Rows from a figure dataset:
########################################

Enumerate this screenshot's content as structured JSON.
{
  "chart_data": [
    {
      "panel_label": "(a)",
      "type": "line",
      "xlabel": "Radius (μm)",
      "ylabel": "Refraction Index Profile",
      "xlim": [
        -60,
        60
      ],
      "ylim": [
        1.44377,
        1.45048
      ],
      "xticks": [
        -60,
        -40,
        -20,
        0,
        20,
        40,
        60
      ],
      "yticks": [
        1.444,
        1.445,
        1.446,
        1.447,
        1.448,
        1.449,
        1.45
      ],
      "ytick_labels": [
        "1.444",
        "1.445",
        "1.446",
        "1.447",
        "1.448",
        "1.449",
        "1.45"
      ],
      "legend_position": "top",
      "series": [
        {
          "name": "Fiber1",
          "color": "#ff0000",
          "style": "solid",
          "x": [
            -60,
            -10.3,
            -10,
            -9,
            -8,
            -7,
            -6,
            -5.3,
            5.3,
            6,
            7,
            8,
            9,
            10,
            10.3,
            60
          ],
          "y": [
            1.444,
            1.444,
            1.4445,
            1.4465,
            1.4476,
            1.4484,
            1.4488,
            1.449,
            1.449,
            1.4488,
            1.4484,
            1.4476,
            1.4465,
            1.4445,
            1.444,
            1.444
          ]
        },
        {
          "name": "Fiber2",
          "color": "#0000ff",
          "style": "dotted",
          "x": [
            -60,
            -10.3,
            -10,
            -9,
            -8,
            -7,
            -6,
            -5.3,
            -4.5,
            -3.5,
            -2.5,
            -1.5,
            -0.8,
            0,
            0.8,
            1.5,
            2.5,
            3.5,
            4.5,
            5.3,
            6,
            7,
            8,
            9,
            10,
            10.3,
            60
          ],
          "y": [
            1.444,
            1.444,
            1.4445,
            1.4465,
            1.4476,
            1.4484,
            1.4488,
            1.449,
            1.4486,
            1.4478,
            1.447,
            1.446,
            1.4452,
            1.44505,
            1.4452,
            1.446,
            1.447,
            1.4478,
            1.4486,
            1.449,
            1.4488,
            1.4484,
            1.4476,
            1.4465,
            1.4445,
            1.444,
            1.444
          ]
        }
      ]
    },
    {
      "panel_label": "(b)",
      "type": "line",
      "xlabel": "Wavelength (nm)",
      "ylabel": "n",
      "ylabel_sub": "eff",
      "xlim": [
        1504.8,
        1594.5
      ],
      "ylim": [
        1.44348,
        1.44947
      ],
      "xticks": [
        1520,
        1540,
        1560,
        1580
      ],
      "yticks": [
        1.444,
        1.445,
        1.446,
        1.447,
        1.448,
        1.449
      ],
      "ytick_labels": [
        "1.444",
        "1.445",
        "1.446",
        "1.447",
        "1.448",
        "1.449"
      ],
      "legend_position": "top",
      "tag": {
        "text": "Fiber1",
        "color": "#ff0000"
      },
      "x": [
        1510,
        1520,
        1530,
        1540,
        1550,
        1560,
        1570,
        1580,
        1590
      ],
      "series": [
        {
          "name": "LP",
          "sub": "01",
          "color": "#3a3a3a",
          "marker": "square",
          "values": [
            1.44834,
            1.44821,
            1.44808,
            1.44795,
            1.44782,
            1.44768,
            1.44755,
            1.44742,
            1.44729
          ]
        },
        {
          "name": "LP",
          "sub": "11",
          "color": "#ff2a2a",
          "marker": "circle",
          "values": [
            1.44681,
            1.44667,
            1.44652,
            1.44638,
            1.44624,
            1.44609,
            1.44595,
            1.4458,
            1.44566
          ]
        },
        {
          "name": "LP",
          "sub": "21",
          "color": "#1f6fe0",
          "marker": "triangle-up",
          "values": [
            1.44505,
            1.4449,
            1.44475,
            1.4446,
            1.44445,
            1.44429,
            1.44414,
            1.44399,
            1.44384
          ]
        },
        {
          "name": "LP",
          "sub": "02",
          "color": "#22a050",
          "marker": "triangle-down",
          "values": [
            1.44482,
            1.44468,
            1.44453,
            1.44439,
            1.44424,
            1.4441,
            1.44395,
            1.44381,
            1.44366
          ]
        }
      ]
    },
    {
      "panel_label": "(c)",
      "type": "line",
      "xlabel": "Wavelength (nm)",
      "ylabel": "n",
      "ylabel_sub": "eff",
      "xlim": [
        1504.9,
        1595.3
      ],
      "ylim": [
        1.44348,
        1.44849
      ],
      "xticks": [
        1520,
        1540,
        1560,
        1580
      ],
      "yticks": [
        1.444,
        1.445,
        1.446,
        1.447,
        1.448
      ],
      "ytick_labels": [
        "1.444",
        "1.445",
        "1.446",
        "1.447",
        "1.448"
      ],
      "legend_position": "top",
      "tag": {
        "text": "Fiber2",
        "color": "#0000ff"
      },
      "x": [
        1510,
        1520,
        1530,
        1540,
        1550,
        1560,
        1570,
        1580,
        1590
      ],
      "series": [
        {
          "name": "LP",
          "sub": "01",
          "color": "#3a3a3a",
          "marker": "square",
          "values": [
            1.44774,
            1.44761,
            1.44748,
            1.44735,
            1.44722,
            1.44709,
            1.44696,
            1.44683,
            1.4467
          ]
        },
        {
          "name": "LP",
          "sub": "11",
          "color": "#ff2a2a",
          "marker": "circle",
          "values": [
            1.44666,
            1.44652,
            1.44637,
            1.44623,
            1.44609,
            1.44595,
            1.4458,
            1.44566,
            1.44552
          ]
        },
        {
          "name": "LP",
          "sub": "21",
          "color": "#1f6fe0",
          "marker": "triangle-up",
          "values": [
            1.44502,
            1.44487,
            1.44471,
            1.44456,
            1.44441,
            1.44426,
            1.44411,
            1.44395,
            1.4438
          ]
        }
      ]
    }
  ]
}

########################################

Aim of the exercise: Select, from the listing, all lines that include the word "color".

Exercise output:
          "color": "#ff0000",
          "color": "#0000ff",
        "color": "#ff0000"
          "color": "#3a3a3a",
          "color": "#ff2a2a",
          "color": "#1f6fe0",
          "color": "#22a050",
        "color": "#0000ff"
          "color": "#3a3a3a",
          "color": "#ff2a2a",
          "color": "#1f6fe0",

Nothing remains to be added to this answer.